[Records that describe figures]
※ ※ ※
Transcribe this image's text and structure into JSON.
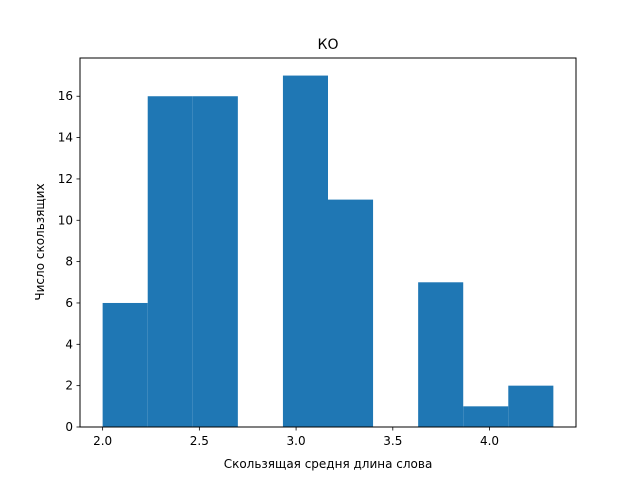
{
  "chart_data": {
    "type": "bar",
    "title": "КО",
    "xlabel": "Скользящая средня длина слова",
    "ylabel": "Число скользящих",
    "bins": [
      {
        "x0": 2.0,
        "x1": 2.233,
        "value": 6
      },
      {
        "x0": 2.233,
        "x1": 2.466,
        "value": 16
      },
      {
        "x0": 2.466,
        "x1": 2.699,
        "value": 16
      },
      {
        "x0": 2.699,
        "x1": 2.932,
        "value": 0
      },
      {
        "x0": 2.932,
        "x1": 3.165,
        "value": 17
      },
      {
        "x0": 3.165,
        "x1": 3.398,
        "value": 11
      },
      {
        "x0": 3.398,
        "x1": 3.631,
        "value": 0
      },
      {
        "x0": 3.631,
        "x1": 3.864,
        "value": 7
      },
      {
        "x0": 3.864,
        "x1": 4.097,
        "value": 1
      },
      {
        "x0": 4.097,
        "x1": 4.33,
        "value": 2
      }
    ],
    "xlim": [
      1.883,
      4.447
    ],
    "ylim": [
      0,
      17.85
    ],
    "xticks": [
      2.0,
      2.5,
      3.0,
      3.5,
      4.0
    ],
    "xtick_labels": [
      "2.0",
      "2.5",
      "3.0",
      "3.5",
      "4.0"
    ],
    "yticks": [
      0,
      2,
      4,
      6,
      8,
      10,
      12,
      14,
      16
    ],
    "ytick_labels": [
      "0",
      "2",
      "4",
      "6",
      "8",
      "10",
      "12",
      "14",
      "16"
    ],
    "grid": false,
    "bar_color": "#1f77b4"
  }
}
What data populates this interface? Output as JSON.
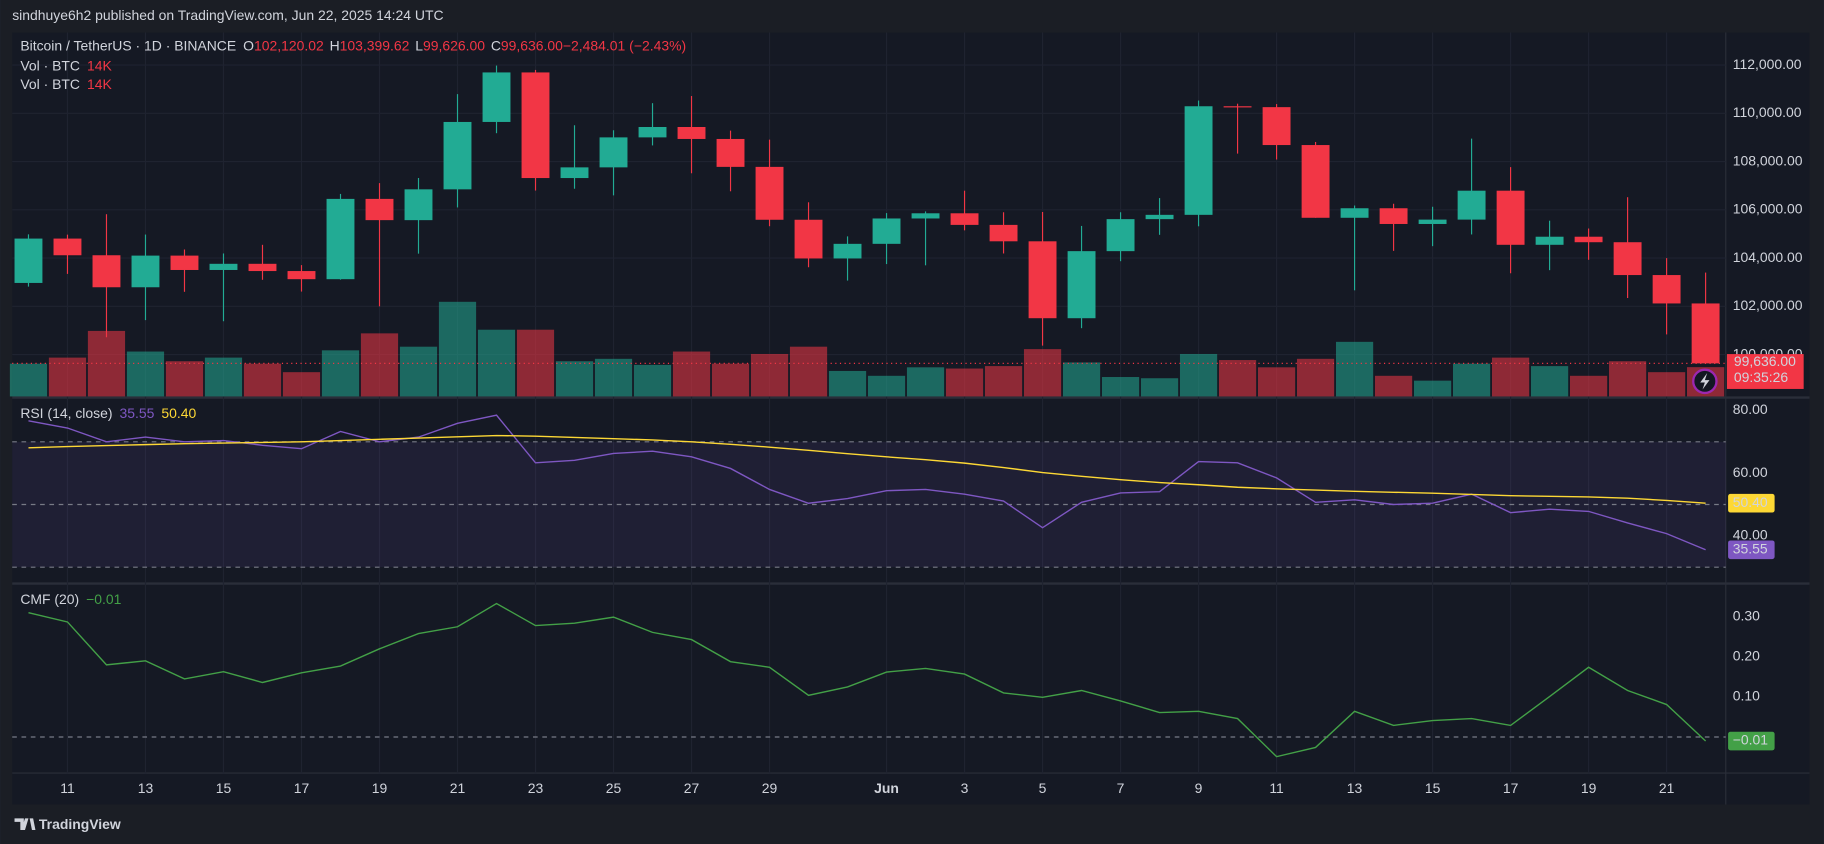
{
  "header": {
    "publisher": "sindhuye6h2 published on TradingView.com, Jun 22, 2025 14:24 UTC"
  },
  "footer": {
    "brand": "TradingView"
  },
  "chart_data": [
    {
      "type": "candlestick",
      "title": "Bitcoin / TetherUS · 1D · BINANCE",
      "legend": [
        {
          "key": "O",
          "value": "102,120.02"
        },
        {
          "key": "H",
          "value": "103,399.62"
        },
        {
          "key": "L",
          "value": "99,626.00"
        },
        {
          "key": "C",
          "value": "99,636.00"
        },
        {
          "key": "",
          "value": "−2,484.01 (−2.43%)"
        }
      ],
      "categories": [
        null,
        "11",
        null,
        "13",
        null,
        "15",
        null,
        "17",
        null,
        "19",
        null,
        "21",
        null,
        "23",
        null,
        "25",
        null,
        "27",
        null,
        "29",
        null,
        null,
        "Jun",
        null,
        "3",
        null,
        "5",
        null,
        "7",
        null,
        "9",
        null,
        "11",
        null,
        "13",
        null,
        "15",
        null,
        "17",
        null,
        "19",
        null,
        "21",
        null
      ],
      "open": [
        102970,
        104809,
        104118,
        102791,
        104103,
        103507,
        103763,
        103463,
        103126,
        106454,
        105573,
        106850,
        109643,
        111696,
        107318,
        107761,
        109004,
        109434,
        108938,
        107781,
        105589,
        103985,
        104591,
        105642,
        105857,
        105376,
        104696,
        101508,
        104288,
        105615,
        105793,
        110294,
        110257,
        108686,
        105671,
        106066,
        105414,
        105595,
        106794,
        104551,
        104886,
        104658,
        103297,
        102120.02
      ],
      "high": [
        104984,
        104972,
        105819,
        104976,
        104356,
        104192,
        104550,
        103709,
        106660,
        107108,
        107320,
        110797,
        111980,
        111800,
        109506,
        109299,
        110422,
        110718,
        109284,
        108910,
        106313,
        104900,
        105866,
        105935,
        106794,
        105900,
        105909,
        105333,
        105900,
        106488,
        110530,
        110400,
        110384,
        108813,
        106179,
        106252,
        106128,
        108952,
        107771,
        105550,
        105226,
        106524,
        103999,
        103399.62
      ],
      "low": [
        102818,
        103345,
        100719,
        101429,
        102602,
        101383,
        103100,
        102612,
        103105,
        102000,
        104184,
        106100,
        109177,
        106800,
        106875,
        106600,
        108670,
        107516,
        106769,
        105322,
        103621,
        103068,
        103752,
        103700,
        105150,
        104191,
        100372,
        101095,
        103871,
        104964,
        105318,
        108331,
        108086,
        105671,
        102664,
        104300,
        104494,
        104980,
        103371,
        103500,
        103930,
        102345,
        100837,
        99626
      ],
      "close": [
        104809,
        104118,
        102791,
        104103,
        103507,
        103763,
        103463,
        103126,
        106454,
        105573,
        106850,
        109643,
        111696,
        107318,
        107761,
        109004,
        109434,
        108938,
        107781,
        105589,
        103985,
        104591,
        105642,
        105857,
        105376,
        104696,
        101508,
        104288,
        105615,
        105793,
        110294,
        110257,
        108686,
        105671,
        106066,
        105414,
        105595,
        106794,
        104551,
        104886,
        104658,
        103297,
        102120,
        99636
      ],
      "up_color": "#22ab94",
      "down_color": "#f23645",
      "ylim": [
        98266,
        113349
      ],
      "yticks": [
        {
          "value": 100000,
          "label": "100,000.00"
        },
        {
          "value": 102000,
          "label": "102,000.00"
        },
        {
          "value": 104000,
          "label": "104,000.00"
        },
        {
          "value": 106000,
          "label": "106,000.00"
        },
        {
          "value": 108000,
          "label": "108,000.00"
        },
        {
          "value": 110000,
          "label": "110,000.00"
        },
        {
          "value": 112000,
          "label": "112,000.00"
        }
      ],
      "grid": true,
      "last_price_label": "99,636.00",
      "countdown": "09:35:26",
      "volume": {
        "name": "Vol · BTC",
        "last_label": "14K",
        "ylim": [
          0,
          174000
        ],
        "values": [
          15660,
          18560,
          31320,
          21460,
          16820,
          18560,
          15660,
          11600,
          22040,
          30160,
          23780,
          45240,
          31900,
          31900,
          16820,
          17980,
          15080,
          21460,
          15660,
          20300,
          23780,
          12180,
          9860,
          13920,
          13340,
          14500,
          22620,
          16240,
          9280,
          8700,
          20300,
          17400,
          13920,
          17980,
          26100,
          9860,
          7540,
          15660,
          18560,
          14500,
          9860,
          16820,
          11600,
          14000
        ]
      }
    },
    {
      "type": "line",
      "title": "RSI (14, close)",
      "ylim": [
        25.5,
        83
      ],
      "yticks": [
        {
          "value": 40,
          "label": "40.00"
        },
        {
          "value": 60,
          "label": "60.00"
        },
        {
          "value": 80,
          "label": "80.00"
        }
      ],
      "band_lines": [
        30,
        50,
        70
      ],
      "band_color": "#7e57c2",
      "series": [
        {
          "name": "RSI",
          "color": "#7e57c2",
          "last_value_label": "35.55",
          "values": [
            76.7,
            74.4,
            70,
            71.5,
            70,
            70.4,
            68.9,
            67.8,
            73.3,
            70,
            71.5,
            75.9,
            78.5,
            63.3,
            64.1,
            66.3,
            67,
            65.2,
            61.5,
            54.8,
            50.4,
            51.9,
            54.4,
            54.8,
            53.3,
            51.1,
            42.6,
            50.7,
            53.7,
            54.1,
            63.7,
            63.3,
            58.5,
            50.7,
            51.5,
            50,
            50.4,
            53.3,
            47.4,
            48.5,
            47.8,
            44.1,
            40.7,
            35.55
          ]
        },
        {
          "name": "RSI-based MA",
          "color": "#fdd835",
          "last_value_label": "50.40",
          "values": [
            68.1,
            68.5,
            68.8,
            69.1,
            69.4,
            69.6,
            69.8,
            70,
            70.4,
            70.8,
            71.2,
            71.6,
            72,
            71.8,
            71.4,
            71,
            70.6,
            70,
            69.2,
            68.3,
            67.3,
            66.2,
            65.2,
            64.3,
            63.2,
            61.8,
            60.2,
            59,
            57.9,
            57,
            56.3,
            55.5,
            55,
            54.6,
            54.2,
            53.9,
            53.6,
            53.2,
            52.8,
            52.6,
            52.4,
            52,
            51.3,
            50.4
          ]
        }
      ]
    },
    {
      "type": "line",
      "title": "CMF (20)",
      "ylim": [
        -0.09,
        0.374
      ],
      "yticks": [
        {
          "value": 0.1,
          "label": "0.10"
        },
        {
          "value": 0.2,
          "label": "0.20"
        },
        {
          "value": 0.3,
          "label": "0.30"
        }
      ],
      "band_lines": [
        0
      ],
      "series": [
        {
          "name": "CMF",
          "color": "#43a047",
          "last_value_label": "−0.01",
          "values": [
            0.31,
            0.287,
            0.18,
            0.19,
            0.145,
            0.163,
            0.136,
            0.16,
            0.177,
            0.22,
            0.258,
            0.275,
            0.333,
            0.278,
            0.284,
            0.299,
            0.261,
            0.243,
            0.188,
            0.174,
            0.104,
            0.125,
            0.162,
            0.171,
            0.157,
            0.11,
            0.099,
            0.116,
            0.09,
            0.061,
            0.064,
            0.046,
            -0.049,
            -0.026,
            0.064,
            0.029,
            0.041,
            0.046,
            0.029,
            0.101,
            0.174,
            0.116,
            0.081,
            -0.01
          ]
        }
      ]
    }
  ]
}
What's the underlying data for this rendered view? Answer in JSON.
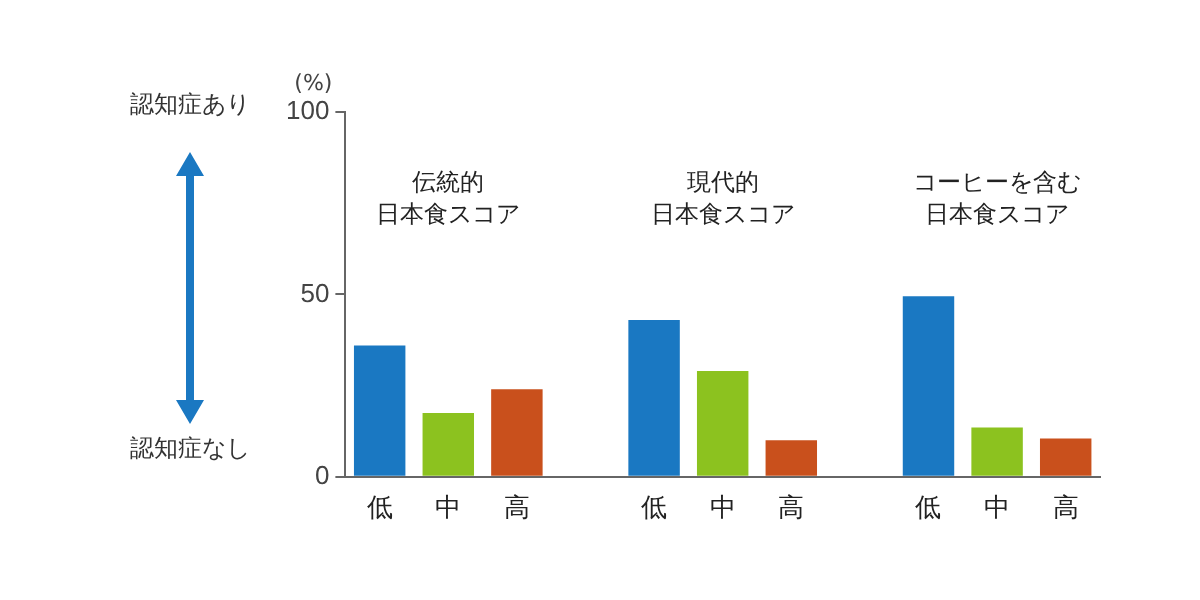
※ ※ ※
### WHAT THE TASK REQUIRES:
Copy out every line of the material above that mentions the word "JSON".

### REPLY:
Transcribe this image's text and structure into JSON.
What data populates this interface? Output as JSON.
What's the underlying data for this rendered view? Answer in JSON.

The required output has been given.